→ EXERCISE PROMPT
Identify each line in the records below that contains the word "Transkodierung", and copy it.

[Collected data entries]
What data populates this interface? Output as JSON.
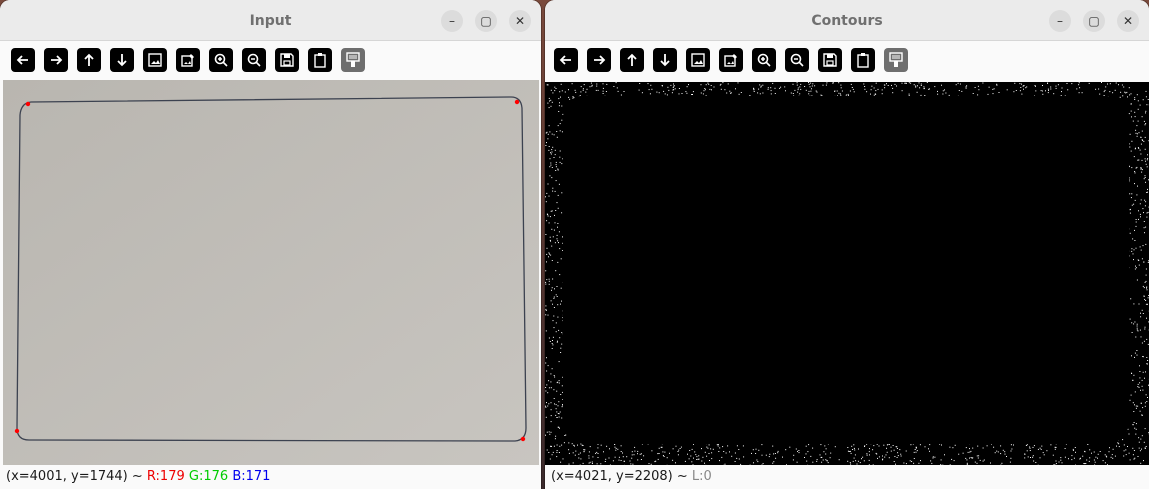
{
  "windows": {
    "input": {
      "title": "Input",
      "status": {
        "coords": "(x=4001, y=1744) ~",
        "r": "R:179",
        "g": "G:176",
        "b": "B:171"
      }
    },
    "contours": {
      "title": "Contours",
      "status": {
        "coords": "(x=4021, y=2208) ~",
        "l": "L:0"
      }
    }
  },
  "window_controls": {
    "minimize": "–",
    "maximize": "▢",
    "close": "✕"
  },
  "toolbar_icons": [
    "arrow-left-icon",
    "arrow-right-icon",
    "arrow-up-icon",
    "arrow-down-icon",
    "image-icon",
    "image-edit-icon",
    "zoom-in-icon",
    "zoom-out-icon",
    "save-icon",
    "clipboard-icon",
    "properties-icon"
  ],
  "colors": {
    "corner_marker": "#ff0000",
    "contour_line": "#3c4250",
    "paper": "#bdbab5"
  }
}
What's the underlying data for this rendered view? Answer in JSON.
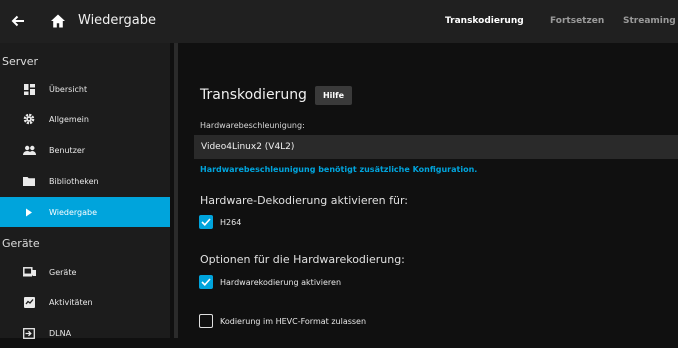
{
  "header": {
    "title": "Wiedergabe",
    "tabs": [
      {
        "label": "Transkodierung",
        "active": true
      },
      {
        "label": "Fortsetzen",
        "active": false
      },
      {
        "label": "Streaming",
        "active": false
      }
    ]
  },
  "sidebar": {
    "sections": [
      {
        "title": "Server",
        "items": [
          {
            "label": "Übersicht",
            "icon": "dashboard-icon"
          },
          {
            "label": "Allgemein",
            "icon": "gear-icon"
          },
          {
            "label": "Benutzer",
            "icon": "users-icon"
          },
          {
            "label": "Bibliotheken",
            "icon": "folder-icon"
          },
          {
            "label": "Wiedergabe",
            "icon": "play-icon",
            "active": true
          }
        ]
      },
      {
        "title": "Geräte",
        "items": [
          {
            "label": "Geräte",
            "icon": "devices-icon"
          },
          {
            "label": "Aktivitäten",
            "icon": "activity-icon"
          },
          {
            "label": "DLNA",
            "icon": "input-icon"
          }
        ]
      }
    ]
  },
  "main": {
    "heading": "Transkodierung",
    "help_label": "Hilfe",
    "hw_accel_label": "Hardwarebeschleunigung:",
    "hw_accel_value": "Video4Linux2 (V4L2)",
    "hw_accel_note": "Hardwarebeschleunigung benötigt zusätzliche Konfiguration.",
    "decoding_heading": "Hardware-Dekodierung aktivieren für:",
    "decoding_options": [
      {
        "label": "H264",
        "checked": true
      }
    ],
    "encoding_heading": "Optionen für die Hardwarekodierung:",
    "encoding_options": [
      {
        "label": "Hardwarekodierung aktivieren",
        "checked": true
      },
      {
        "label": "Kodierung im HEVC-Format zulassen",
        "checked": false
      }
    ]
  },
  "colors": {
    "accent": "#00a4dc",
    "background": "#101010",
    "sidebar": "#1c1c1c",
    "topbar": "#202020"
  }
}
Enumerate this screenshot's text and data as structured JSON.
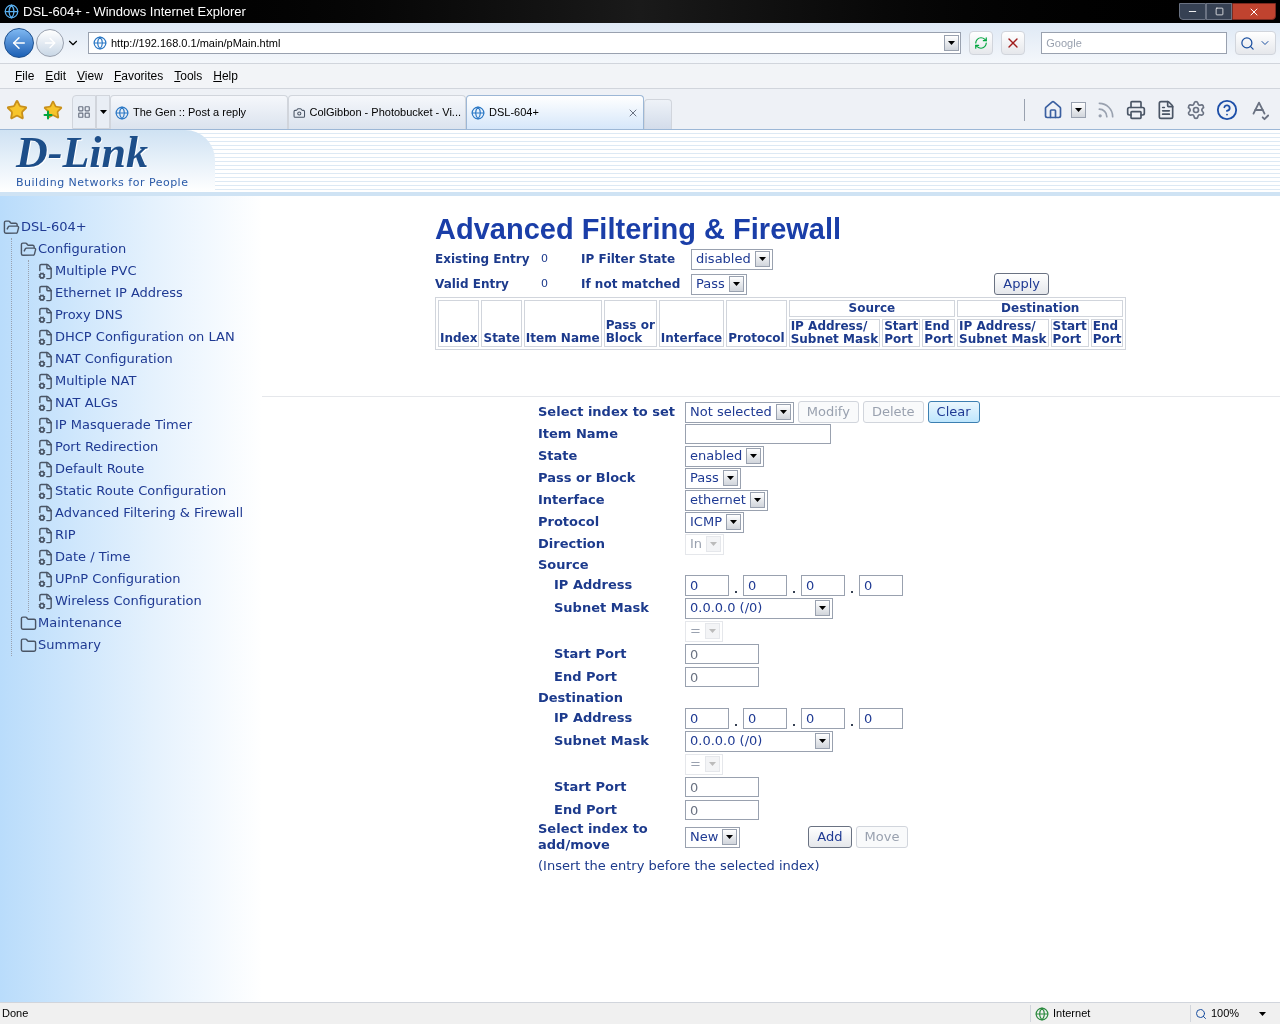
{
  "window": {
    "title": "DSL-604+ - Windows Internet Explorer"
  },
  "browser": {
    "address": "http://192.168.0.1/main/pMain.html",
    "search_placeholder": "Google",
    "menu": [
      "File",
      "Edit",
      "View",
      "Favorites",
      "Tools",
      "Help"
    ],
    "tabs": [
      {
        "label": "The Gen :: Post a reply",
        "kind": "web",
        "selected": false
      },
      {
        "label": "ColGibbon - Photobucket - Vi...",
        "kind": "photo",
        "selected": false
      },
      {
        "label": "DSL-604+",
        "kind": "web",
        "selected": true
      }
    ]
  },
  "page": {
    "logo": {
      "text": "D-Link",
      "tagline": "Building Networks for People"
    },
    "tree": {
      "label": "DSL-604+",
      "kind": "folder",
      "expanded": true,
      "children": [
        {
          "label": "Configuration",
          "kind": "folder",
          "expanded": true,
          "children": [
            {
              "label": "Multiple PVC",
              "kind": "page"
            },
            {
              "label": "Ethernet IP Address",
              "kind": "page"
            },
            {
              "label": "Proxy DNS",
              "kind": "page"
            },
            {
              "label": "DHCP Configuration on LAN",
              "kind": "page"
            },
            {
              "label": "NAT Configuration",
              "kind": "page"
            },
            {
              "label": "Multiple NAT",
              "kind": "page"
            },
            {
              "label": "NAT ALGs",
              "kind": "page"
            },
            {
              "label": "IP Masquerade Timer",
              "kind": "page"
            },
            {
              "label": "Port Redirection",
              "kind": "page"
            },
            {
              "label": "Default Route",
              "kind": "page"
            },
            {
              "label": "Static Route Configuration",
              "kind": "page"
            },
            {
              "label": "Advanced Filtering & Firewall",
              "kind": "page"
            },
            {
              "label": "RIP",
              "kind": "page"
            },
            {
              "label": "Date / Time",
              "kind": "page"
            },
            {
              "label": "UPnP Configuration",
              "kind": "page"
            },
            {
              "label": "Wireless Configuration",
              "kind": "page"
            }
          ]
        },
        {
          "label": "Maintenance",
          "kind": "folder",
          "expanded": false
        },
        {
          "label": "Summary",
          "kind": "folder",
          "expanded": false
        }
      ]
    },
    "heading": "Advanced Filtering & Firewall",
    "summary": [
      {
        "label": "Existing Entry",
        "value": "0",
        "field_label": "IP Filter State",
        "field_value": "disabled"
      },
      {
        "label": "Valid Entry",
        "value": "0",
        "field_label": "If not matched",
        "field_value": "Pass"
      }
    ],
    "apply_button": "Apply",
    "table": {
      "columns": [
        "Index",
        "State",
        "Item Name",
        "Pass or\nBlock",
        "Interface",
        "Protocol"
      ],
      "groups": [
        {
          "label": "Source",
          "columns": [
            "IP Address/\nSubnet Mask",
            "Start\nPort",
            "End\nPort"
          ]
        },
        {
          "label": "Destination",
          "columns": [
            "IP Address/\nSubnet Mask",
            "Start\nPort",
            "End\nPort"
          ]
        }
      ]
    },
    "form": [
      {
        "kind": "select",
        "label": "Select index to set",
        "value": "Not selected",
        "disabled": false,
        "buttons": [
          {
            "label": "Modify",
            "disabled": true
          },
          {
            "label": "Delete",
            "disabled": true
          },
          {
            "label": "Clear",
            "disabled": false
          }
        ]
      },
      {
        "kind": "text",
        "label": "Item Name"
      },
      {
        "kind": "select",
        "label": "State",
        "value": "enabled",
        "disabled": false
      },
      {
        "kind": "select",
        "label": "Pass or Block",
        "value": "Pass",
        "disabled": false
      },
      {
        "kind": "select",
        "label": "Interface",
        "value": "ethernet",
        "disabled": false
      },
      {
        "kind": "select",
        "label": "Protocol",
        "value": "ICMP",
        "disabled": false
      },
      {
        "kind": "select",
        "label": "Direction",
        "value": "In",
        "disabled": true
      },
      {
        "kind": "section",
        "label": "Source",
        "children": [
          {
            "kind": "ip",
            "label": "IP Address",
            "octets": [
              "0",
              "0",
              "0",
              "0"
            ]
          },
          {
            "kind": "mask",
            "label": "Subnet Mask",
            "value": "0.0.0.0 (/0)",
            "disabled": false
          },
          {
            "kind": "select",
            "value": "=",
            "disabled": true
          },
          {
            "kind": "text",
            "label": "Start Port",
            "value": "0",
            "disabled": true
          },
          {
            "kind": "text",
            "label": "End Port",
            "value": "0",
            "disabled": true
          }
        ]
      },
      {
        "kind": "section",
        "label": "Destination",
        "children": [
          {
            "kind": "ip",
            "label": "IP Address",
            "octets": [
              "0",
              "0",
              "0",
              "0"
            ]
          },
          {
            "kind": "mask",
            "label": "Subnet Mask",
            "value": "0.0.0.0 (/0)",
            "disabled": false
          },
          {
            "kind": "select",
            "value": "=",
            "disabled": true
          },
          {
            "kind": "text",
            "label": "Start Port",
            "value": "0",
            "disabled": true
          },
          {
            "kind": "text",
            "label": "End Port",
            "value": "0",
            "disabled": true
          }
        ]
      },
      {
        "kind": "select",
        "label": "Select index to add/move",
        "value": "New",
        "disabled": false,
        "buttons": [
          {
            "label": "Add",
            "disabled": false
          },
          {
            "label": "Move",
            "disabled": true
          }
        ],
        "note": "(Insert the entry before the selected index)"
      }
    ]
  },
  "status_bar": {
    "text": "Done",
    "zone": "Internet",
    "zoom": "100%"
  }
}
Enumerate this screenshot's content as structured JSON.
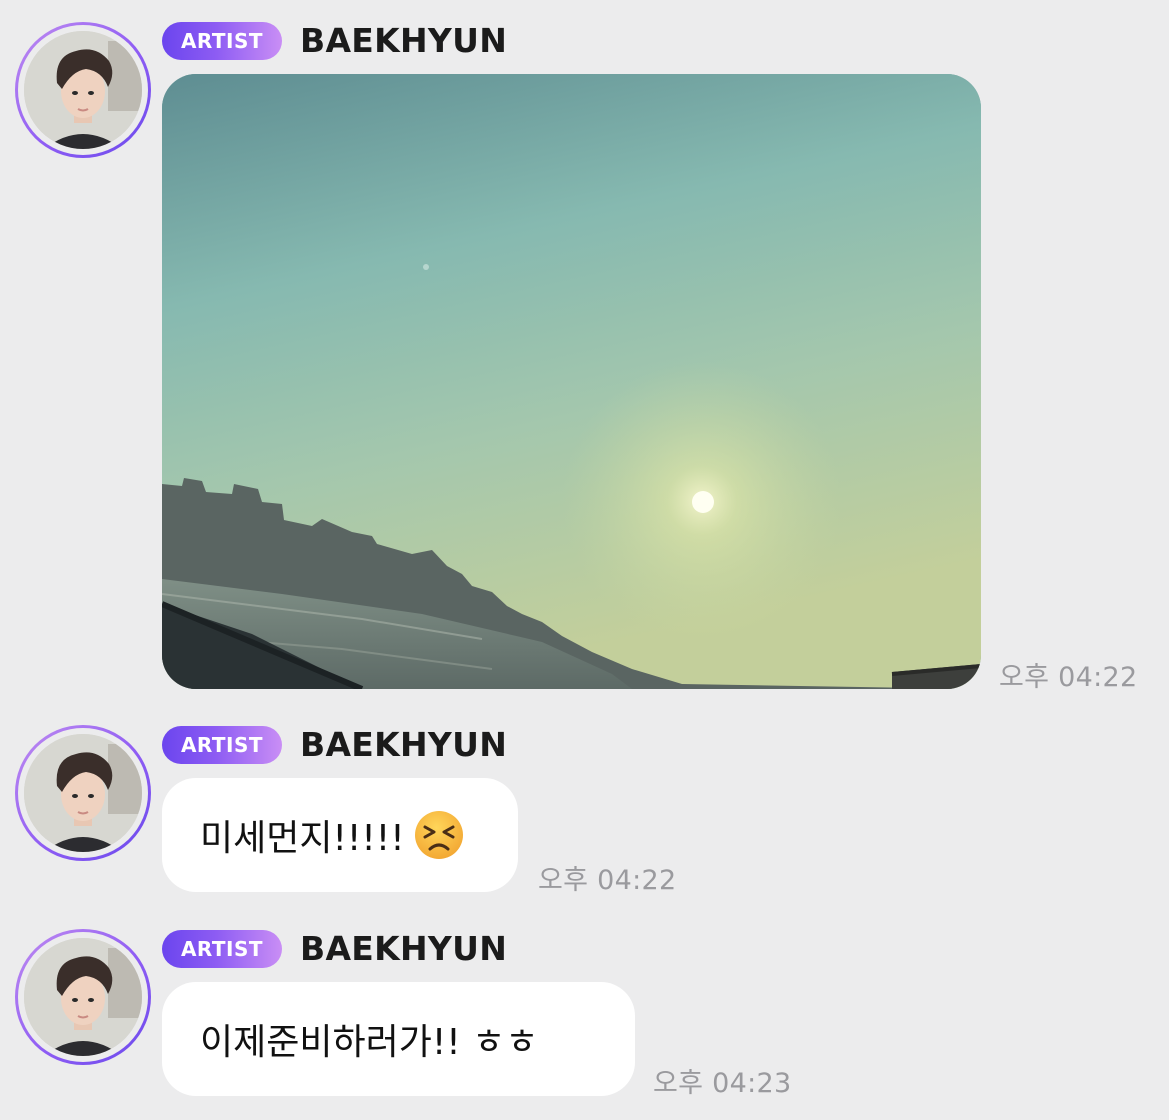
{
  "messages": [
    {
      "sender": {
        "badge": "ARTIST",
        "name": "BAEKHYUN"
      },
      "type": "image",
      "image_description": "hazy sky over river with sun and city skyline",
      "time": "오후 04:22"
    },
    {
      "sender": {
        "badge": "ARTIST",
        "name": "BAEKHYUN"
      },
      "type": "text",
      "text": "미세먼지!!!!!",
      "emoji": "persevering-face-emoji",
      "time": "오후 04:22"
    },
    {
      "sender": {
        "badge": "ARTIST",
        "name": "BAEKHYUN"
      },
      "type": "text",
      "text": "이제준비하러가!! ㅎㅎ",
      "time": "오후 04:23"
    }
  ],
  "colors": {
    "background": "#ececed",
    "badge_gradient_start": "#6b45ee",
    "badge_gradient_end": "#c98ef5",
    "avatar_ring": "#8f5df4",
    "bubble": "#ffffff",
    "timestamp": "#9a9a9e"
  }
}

→ EXPECTED ANSWER
        "label": "Transkodierung",
    "heading": "Transkodierung",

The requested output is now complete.